REQUIRED TASK: Copy each line that holds "JSON".

SUPPLIED MATERIAL:
# # #

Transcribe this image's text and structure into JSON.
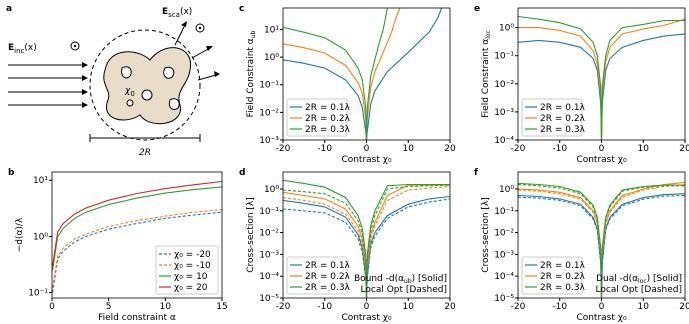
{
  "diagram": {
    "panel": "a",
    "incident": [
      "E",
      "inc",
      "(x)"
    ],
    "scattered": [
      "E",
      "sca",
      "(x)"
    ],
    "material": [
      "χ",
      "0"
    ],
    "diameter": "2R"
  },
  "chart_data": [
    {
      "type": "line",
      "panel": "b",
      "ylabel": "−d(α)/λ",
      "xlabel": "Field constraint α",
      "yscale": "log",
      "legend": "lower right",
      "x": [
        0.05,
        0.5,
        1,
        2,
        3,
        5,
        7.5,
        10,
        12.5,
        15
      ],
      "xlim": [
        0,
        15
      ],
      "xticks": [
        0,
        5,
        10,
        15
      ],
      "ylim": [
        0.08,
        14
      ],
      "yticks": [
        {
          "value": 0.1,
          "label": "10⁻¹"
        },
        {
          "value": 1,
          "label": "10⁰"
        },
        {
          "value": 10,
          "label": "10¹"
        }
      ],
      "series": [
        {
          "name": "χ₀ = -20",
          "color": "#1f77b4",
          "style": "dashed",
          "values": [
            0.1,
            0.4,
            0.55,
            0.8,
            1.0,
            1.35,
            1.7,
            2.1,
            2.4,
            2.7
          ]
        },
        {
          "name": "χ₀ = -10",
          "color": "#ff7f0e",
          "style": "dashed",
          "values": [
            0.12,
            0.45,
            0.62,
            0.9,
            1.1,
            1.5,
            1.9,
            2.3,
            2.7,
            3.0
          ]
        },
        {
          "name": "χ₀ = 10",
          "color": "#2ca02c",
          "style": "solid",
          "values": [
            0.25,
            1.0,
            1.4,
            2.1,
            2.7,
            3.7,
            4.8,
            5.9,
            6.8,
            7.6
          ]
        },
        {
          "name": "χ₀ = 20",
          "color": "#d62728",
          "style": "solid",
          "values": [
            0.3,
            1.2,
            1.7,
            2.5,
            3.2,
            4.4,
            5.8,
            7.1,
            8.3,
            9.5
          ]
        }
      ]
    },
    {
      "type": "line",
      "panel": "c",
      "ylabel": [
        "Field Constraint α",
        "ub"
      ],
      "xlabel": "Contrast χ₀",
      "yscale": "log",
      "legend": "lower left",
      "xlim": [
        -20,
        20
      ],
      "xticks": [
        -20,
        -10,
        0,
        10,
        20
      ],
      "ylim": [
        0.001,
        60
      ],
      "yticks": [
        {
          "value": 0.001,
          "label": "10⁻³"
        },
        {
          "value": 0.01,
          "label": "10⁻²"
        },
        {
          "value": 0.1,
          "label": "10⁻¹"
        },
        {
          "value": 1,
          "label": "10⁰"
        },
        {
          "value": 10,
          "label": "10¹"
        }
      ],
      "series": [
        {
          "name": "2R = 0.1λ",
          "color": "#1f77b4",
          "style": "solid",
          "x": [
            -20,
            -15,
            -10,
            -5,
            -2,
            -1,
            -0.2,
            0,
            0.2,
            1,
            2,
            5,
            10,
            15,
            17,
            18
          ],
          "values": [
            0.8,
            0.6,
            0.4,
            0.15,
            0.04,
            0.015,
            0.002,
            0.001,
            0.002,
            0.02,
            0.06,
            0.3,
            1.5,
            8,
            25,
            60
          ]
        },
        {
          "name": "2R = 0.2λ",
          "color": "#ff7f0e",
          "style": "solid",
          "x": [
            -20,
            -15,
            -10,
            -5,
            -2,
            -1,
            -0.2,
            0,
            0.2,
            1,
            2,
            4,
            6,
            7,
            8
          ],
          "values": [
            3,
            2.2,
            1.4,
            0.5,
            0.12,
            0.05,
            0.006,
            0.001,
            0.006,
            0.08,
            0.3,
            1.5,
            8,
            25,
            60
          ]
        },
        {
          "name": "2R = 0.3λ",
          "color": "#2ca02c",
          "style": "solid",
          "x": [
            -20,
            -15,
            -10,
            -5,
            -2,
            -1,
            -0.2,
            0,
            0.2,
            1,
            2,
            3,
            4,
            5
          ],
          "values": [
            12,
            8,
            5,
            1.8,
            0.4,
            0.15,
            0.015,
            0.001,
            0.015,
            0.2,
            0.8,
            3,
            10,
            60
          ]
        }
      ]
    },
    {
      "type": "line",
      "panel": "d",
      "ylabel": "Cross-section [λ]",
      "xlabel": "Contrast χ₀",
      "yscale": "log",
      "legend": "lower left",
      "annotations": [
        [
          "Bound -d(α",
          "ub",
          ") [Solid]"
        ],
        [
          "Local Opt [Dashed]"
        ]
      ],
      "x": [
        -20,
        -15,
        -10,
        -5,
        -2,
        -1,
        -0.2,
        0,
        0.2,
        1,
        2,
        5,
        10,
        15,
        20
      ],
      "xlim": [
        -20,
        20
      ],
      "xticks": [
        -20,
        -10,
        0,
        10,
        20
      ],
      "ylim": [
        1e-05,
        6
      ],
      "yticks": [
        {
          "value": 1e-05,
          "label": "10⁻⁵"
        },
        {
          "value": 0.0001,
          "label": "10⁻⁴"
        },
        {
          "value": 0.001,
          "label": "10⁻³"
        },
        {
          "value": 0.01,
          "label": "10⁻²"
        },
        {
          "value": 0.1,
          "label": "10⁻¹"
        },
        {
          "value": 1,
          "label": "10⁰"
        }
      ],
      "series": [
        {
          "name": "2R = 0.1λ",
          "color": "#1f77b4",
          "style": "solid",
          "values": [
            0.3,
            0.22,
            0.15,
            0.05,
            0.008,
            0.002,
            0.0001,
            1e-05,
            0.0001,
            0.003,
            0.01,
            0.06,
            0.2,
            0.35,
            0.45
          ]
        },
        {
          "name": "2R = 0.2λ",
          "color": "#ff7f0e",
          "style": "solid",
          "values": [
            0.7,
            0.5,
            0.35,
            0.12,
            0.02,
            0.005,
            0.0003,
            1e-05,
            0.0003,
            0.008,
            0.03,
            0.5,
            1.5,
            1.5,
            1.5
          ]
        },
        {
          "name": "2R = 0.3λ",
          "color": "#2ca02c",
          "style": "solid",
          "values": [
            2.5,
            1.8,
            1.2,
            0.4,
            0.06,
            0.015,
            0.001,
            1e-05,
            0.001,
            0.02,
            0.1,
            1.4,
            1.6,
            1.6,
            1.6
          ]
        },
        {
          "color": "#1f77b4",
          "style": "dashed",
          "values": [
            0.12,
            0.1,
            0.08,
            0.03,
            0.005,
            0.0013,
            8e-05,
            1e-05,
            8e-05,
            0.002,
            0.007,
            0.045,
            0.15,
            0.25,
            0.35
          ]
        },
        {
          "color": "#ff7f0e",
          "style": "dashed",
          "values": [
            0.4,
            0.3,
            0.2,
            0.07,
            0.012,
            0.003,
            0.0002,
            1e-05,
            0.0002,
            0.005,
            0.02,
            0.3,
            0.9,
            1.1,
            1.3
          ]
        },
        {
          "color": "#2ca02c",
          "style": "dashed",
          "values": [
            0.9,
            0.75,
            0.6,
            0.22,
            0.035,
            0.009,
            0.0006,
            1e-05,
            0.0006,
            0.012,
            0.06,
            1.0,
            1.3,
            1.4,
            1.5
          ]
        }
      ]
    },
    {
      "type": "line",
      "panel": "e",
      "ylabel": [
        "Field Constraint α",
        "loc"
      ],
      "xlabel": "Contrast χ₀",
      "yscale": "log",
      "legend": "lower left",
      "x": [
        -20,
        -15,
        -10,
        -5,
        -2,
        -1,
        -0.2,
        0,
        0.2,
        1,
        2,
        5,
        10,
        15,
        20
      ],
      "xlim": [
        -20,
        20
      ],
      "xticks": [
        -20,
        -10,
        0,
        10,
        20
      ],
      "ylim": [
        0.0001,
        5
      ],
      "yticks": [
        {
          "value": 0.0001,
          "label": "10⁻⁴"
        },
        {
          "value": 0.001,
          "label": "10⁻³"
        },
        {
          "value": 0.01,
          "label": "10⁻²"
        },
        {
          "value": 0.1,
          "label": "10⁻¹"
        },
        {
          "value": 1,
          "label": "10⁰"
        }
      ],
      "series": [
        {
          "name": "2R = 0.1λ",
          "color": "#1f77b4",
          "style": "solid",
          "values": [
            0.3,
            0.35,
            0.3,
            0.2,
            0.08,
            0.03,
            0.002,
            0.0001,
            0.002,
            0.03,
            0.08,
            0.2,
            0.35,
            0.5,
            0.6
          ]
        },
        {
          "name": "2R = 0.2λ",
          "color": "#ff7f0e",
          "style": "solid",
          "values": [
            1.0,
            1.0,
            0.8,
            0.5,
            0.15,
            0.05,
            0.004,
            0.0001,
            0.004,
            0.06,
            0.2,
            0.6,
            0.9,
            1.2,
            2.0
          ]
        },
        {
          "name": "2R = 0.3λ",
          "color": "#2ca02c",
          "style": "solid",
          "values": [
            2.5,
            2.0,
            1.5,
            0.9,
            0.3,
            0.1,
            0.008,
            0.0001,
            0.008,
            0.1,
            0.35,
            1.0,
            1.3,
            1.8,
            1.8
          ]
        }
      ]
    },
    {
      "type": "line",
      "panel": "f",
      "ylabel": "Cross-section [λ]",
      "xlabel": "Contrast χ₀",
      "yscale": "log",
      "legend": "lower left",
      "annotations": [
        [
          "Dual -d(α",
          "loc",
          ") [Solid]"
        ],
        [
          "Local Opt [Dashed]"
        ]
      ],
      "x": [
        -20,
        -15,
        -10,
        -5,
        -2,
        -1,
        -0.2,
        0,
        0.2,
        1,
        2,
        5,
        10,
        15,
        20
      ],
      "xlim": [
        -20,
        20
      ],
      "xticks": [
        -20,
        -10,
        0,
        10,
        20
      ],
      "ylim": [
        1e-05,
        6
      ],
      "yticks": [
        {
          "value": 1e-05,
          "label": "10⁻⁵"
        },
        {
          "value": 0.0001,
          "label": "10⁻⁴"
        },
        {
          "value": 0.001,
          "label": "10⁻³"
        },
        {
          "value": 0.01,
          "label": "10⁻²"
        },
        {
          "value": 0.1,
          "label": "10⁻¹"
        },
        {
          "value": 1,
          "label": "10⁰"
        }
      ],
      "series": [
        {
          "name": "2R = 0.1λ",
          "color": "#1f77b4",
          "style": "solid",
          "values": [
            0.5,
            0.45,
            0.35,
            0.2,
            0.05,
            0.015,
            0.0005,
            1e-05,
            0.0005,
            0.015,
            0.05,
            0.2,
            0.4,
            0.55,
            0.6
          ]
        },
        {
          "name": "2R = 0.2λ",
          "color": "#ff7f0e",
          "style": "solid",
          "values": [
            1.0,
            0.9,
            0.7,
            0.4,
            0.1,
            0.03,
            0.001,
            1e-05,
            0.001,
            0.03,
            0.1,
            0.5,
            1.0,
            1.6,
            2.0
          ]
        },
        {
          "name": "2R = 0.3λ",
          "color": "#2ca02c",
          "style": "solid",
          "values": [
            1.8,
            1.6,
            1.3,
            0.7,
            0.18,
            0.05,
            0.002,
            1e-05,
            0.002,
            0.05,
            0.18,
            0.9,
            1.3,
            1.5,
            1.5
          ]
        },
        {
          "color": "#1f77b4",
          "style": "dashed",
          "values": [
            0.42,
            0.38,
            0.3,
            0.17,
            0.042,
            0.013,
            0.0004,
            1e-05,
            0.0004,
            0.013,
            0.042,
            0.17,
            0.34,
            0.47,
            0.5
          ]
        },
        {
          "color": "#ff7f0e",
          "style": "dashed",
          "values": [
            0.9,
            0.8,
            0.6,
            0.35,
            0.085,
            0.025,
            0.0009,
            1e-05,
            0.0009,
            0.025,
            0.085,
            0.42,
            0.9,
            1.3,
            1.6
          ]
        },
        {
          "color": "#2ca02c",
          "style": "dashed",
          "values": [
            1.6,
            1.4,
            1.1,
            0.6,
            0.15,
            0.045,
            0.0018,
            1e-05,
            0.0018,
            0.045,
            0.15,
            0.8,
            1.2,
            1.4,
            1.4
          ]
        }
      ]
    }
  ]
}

# # #

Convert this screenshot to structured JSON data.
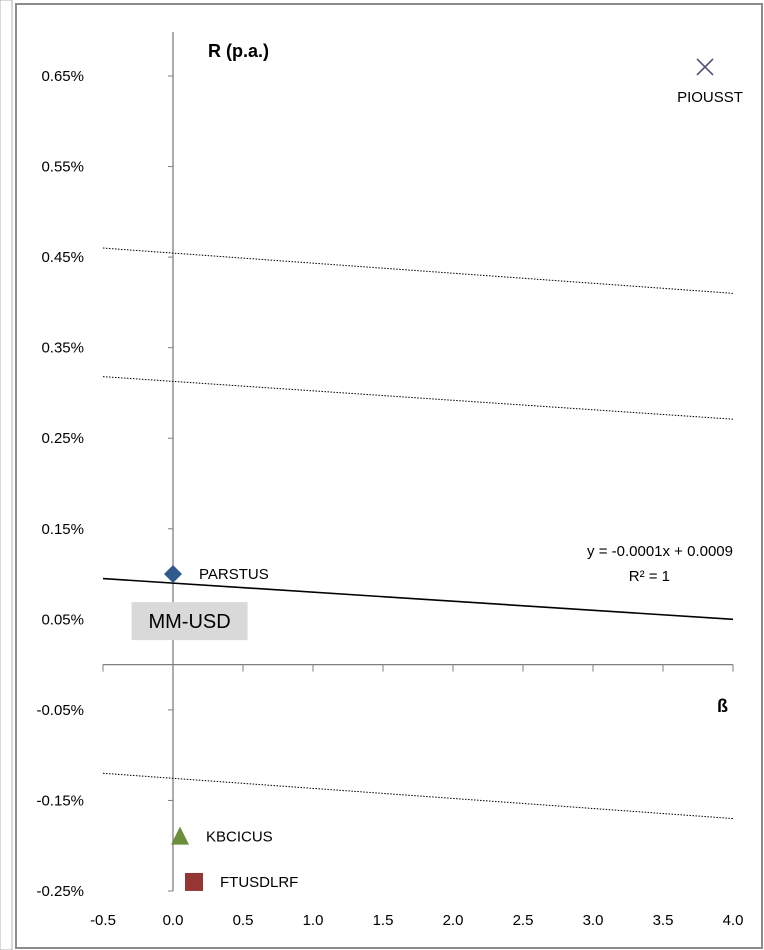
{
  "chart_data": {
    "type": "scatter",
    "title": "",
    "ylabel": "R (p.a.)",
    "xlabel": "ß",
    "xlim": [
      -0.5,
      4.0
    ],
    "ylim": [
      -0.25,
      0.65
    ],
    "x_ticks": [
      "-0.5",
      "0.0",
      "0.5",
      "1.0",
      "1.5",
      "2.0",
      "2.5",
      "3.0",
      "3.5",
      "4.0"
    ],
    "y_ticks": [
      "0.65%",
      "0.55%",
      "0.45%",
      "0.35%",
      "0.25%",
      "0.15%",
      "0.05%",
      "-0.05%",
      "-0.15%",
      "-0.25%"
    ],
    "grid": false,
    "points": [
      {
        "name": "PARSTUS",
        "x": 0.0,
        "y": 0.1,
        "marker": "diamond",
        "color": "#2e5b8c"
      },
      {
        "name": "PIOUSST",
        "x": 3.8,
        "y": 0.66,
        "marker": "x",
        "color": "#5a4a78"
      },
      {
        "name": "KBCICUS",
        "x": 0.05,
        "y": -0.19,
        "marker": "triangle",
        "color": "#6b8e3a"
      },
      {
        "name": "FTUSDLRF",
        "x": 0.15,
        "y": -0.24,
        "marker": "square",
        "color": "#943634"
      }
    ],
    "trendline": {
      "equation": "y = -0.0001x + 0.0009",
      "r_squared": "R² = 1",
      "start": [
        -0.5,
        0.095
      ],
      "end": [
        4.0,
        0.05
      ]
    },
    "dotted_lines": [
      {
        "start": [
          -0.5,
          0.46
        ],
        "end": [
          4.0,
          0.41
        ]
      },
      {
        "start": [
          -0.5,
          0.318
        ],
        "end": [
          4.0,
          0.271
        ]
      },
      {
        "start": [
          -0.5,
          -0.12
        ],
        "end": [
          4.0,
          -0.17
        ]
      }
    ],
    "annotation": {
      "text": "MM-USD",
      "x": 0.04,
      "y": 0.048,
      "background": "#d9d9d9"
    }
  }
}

# # #

EXERCISE OUTPUT:
Transcribe this image's text and structure into JSON.
Convert this screenshot to structured JSON data.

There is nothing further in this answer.